▶ _STATED TASK_
Records follow. Copy every line with "size".

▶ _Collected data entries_

☆ ☆ ☆

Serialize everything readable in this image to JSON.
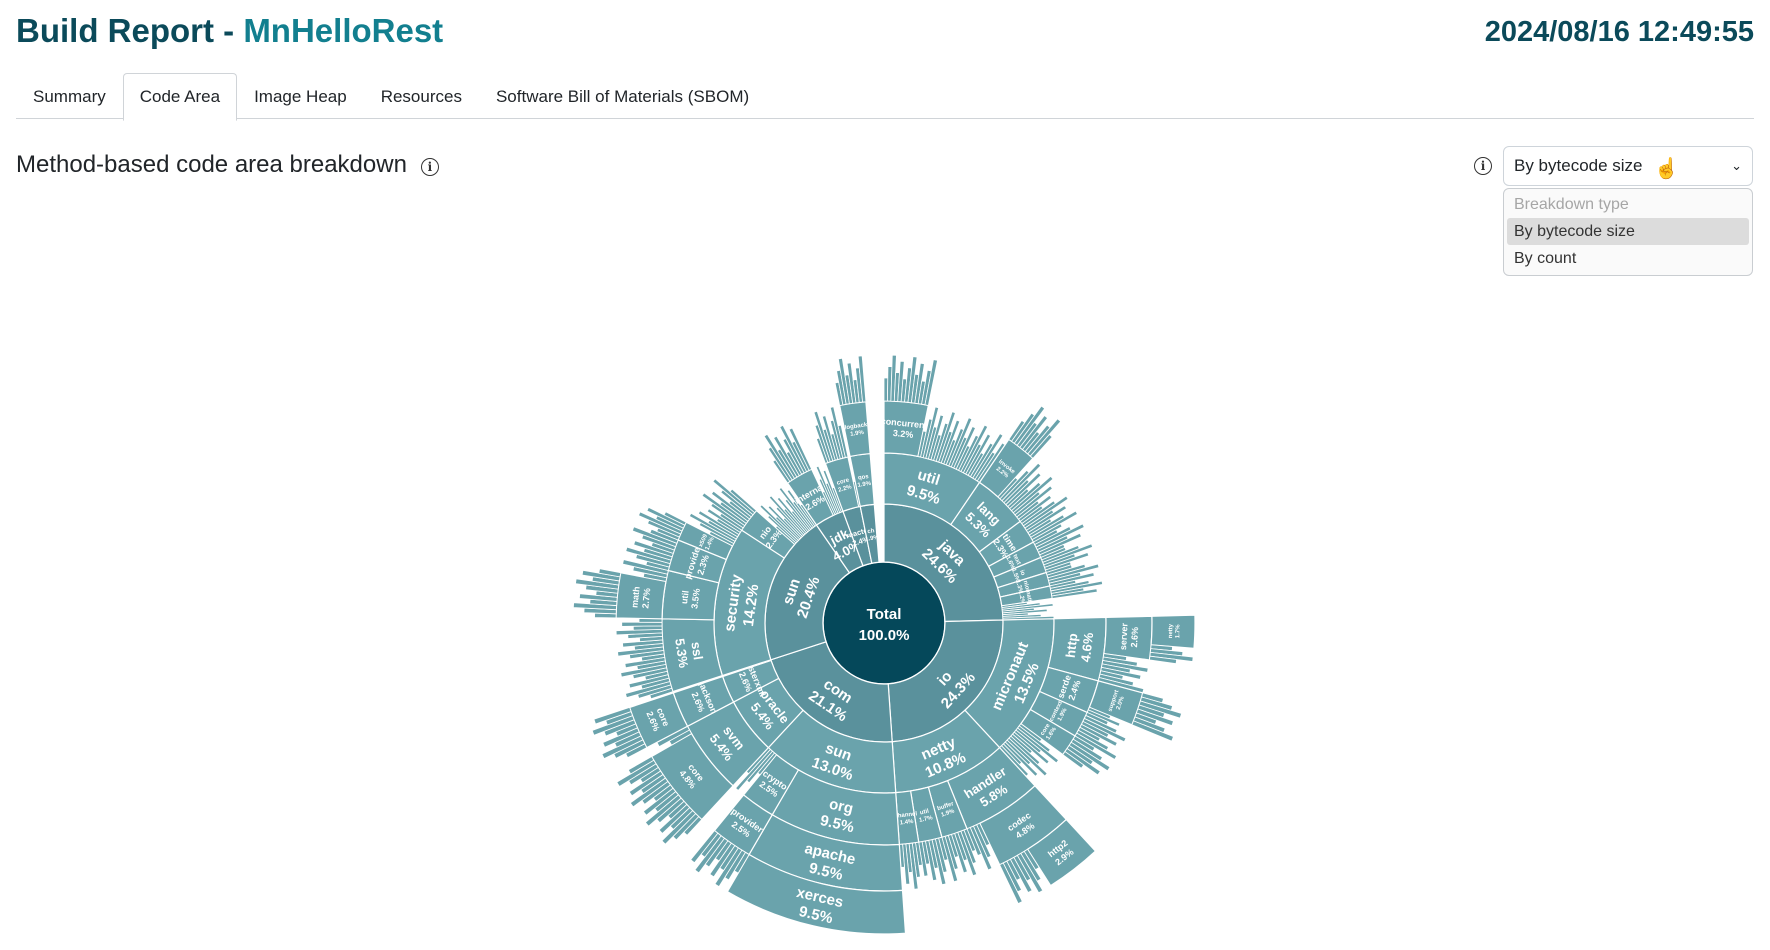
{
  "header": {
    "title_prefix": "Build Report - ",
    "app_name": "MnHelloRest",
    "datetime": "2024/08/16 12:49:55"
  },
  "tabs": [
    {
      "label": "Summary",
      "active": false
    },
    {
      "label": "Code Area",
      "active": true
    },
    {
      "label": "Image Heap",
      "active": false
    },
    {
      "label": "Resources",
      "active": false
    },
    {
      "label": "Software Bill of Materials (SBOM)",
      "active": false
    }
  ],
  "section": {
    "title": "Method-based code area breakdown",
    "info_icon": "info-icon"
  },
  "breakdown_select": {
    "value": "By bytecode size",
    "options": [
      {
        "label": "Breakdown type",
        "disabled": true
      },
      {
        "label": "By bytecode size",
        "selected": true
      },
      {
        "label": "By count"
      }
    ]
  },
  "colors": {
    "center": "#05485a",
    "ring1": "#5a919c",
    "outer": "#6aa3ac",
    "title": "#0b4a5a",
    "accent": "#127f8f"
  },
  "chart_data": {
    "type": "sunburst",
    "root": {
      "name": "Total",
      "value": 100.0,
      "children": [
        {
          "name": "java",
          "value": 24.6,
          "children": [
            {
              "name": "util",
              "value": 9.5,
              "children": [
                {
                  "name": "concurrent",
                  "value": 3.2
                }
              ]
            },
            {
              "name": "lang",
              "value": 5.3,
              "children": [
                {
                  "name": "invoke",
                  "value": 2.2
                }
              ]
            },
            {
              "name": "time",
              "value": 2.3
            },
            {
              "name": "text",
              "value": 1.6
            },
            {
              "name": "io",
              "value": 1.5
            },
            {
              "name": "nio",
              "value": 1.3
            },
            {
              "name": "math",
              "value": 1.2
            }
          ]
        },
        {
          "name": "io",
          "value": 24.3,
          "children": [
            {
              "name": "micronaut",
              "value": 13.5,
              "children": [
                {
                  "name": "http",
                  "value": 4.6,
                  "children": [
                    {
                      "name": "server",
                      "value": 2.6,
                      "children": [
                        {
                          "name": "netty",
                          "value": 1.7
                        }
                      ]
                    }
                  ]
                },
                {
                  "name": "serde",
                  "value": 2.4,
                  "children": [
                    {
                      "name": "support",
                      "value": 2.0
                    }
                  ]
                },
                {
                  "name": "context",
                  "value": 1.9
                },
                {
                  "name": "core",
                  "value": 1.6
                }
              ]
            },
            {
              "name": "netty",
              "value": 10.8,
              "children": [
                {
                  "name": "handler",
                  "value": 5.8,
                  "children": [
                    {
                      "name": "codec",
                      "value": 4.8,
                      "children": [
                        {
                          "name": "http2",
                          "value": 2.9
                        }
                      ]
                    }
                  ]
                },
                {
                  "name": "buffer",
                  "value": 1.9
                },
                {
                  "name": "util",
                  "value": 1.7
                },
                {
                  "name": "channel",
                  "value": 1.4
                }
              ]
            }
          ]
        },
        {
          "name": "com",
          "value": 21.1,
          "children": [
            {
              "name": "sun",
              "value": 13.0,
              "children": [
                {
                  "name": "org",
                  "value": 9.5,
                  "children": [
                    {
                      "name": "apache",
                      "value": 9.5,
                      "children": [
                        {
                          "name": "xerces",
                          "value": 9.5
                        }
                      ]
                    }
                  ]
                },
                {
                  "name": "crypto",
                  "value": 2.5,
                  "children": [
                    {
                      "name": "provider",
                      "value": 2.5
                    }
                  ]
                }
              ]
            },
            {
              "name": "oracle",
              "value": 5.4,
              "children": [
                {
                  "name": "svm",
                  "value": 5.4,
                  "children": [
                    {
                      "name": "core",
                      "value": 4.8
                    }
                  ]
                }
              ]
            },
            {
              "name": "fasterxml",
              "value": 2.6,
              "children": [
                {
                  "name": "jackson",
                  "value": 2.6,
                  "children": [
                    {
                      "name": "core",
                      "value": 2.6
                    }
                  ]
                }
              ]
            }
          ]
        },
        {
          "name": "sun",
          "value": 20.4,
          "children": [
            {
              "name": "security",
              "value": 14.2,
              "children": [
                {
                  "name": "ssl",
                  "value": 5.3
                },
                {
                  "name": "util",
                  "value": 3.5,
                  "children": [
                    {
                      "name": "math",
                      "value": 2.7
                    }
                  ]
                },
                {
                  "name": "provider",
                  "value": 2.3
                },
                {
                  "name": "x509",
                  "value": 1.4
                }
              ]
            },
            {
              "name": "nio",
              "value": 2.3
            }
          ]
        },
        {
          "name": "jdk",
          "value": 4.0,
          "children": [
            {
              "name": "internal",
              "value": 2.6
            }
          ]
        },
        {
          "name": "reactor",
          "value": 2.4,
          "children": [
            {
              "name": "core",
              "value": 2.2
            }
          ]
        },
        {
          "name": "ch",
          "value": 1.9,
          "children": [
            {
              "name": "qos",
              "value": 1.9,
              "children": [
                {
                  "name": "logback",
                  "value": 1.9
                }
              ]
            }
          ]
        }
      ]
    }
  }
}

☆ ☆ ☆

▶ _TASK RESPONSE_
    "value": "By bytecode size",
        "label": "By bytecode size",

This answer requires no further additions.